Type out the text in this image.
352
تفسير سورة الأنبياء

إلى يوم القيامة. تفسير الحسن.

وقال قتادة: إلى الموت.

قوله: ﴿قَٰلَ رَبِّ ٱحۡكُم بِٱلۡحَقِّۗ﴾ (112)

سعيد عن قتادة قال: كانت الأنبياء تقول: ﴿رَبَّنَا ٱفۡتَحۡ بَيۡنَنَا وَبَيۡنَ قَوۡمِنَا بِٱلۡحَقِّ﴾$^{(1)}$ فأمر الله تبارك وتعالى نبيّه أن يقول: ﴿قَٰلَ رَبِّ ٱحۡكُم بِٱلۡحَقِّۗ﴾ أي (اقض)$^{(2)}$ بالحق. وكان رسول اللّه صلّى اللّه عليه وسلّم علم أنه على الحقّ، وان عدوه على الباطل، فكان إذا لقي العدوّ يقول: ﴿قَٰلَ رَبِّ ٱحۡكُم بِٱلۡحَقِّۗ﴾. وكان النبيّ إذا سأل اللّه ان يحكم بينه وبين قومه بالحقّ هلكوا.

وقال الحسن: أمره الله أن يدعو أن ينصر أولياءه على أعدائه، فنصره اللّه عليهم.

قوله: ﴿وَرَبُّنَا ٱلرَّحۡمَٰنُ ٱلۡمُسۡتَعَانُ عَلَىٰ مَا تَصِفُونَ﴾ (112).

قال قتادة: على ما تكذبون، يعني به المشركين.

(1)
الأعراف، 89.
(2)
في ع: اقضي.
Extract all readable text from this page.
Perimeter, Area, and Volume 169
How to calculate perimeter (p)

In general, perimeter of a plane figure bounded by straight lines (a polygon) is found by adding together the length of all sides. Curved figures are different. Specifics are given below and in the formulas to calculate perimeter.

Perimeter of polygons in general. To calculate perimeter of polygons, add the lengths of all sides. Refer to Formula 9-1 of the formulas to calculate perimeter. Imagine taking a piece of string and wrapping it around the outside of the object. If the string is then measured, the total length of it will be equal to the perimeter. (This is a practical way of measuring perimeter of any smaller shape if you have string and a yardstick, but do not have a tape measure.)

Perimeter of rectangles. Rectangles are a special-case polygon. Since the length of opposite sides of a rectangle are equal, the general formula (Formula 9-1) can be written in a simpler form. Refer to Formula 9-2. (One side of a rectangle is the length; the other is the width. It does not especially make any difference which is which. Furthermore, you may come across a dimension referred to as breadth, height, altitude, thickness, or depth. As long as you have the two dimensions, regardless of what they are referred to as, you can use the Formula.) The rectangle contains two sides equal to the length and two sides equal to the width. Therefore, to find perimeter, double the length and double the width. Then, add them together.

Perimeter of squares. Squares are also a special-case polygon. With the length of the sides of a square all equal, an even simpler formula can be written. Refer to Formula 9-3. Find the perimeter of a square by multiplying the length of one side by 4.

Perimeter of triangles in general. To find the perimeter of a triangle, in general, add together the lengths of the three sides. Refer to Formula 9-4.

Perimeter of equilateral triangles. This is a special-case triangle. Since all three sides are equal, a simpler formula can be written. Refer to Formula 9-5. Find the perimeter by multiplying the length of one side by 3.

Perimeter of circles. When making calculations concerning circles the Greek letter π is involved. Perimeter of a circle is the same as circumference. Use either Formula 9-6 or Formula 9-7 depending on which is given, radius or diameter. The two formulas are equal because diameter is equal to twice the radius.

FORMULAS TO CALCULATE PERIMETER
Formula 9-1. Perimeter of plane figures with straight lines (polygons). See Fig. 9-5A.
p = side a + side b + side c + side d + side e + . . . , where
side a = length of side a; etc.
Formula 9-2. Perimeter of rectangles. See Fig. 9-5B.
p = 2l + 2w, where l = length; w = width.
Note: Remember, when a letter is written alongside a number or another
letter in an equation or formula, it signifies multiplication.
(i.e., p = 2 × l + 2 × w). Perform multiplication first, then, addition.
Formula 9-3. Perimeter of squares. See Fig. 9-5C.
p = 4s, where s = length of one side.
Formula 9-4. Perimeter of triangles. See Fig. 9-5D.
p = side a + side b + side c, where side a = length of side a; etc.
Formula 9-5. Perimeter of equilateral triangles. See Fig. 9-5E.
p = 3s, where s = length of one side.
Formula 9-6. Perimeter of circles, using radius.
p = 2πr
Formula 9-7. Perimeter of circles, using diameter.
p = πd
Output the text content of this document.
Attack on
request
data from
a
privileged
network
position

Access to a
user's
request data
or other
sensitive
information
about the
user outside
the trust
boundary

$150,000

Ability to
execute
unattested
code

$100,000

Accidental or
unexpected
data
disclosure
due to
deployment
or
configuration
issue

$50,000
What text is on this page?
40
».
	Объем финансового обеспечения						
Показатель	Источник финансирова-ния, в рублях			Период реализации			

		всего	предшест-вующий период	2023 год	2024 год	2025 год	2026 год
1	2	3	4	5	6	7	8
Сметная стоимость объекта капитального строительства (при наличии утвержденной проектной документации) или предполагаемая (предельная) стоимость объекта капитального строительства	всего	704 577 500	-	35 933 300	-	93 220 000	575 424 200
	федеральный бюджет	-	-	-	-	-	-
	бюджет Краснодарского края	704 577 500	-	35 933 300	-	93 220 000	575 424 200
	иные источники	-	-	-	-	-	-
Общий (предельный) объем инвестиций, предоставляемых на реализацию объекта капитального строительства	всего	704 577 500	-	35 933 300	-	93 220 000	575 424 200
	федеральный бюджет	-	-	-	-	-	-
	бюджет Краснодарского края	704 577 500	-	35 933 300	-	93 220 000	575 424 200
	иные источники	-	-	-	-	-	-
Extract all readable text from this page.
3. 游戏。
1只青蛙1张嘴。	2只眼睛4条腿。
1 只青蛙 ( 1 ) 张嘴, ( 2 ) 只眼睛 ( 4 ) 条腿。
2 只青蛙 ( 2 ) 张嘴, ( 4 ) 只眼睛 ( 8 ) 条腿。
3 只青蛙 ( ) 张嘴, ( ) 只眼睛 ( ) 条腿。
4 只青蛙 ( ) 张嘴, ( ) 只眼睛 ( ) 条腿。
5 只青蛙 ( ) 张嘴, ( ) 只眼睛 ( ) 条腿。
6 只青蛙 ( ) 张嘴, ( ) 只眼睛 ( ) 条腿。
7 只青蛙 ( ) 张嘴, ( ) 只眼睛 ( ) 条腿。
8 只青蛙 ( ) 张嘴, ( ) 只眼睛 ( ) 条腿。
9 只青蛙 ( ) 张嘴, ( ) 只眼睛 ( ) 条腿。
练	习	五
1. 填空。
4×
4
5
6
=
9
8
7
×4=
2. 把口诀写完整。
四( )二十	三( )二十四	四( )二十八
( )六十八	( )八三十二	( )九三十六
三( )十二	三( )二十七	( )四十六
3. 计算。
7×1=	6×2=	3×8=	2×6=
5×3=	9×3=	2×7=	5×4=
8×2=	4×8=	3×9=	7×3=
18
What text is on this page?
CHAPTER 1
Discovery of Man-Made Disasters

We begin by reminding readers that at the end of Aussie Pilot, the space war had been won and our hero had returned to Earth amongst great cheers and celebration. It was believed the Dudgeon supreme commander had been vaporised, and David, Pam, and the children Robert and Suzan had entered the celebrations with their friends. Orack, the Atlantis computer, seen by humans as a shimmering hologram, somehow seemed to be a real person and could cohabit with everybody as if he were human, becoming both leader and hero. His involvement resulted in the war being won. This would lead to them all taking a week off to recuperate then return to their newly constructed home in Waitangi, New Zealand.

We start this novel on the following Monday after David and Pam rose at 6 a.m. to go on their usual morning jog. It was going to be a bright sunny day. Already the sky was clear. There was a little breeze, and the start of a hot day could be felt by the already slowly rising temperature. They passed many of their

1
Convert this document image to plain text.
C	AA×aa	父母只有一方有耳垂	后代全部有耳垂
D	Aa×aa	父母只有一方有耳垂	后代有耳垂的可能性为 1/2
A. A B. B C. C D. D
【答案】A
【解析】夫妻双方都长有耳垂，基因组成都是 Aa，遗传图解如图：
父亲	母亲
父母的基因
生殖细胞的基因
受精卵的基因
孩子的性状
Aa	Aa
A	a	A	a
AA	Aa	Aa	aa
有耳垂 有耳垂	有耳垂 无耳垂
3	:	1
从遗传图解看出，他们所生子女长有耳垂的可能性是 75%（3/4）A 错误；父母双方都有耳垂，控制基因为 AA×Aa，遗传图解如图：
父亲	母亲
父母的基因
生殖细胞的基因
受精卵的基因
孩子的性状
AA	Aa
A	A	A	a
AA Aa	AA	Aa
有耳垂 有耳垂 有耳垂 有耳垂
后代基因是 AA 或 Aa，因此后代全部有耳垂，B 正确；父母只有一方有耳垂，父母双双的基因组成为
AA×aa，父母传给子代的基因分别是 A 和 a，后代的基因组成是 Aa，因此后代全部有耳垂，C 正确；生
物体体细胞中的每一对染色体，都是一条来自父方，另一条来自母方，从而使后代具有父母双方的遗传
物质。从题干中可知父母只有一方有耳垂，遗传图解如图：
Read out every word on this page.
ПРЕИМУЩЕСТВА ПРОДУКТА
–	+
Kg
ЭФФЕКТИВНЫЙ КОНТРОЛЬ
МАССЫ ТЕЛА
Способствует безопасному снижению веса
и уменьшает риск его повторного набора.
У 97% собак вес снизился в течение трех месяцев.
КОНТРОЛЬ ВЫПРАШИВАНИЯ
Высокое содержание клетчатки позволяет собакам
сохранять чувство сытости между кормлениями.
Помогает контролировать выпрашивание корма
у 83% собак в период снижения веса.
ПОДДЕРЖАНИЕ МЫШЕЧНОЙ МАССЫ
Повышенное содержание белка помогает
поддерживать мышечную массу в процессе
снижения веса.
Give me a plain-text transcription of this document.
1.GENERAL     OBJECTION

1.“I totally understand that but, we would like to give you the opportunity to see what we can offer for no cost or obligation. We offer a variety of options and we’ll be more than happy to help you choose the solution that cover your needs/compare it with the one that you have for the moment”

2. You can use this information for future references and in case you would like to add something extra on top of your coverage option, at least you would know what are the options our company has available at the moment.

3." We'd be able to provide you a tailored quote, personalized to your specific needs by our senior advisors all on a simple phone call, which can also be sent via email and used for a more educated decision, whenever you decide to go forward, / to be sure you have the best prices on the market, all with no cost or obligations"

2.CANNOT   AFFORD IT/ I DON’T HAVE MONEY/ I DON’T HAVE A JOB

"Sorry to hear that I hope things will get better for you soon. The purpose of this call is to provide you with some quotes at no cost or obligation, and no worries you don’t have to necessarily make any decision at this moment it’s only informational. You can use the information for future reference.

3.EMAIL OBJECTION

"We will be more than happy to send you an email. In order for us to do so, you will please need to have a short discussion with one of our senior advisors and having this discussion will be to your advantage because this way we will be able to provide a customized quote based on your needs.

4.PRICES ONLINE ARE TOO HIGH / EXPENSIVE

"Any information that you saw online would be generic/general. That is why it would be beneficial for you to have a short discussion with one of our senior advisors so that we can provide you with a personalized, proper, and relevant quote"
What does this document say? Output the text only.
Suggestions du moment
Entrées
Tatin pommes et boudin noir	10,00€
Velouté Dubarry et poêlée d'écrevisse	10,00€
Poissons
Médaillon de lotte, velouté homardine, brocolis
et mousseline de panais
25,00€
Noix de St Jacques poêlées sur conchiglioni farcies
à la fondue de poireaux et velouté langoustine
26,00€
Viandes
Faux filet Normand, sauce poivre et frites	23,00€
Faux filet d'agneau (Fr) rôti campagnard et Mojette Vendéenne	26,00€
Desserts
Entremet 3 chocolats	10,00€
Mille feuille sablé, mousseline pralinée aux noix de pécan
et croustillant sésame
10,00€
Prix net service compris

◆ Problem to work on: Each line in the material either holds the string "decision" or does not. State how many do, and nothing else.

◆ Written solution: 2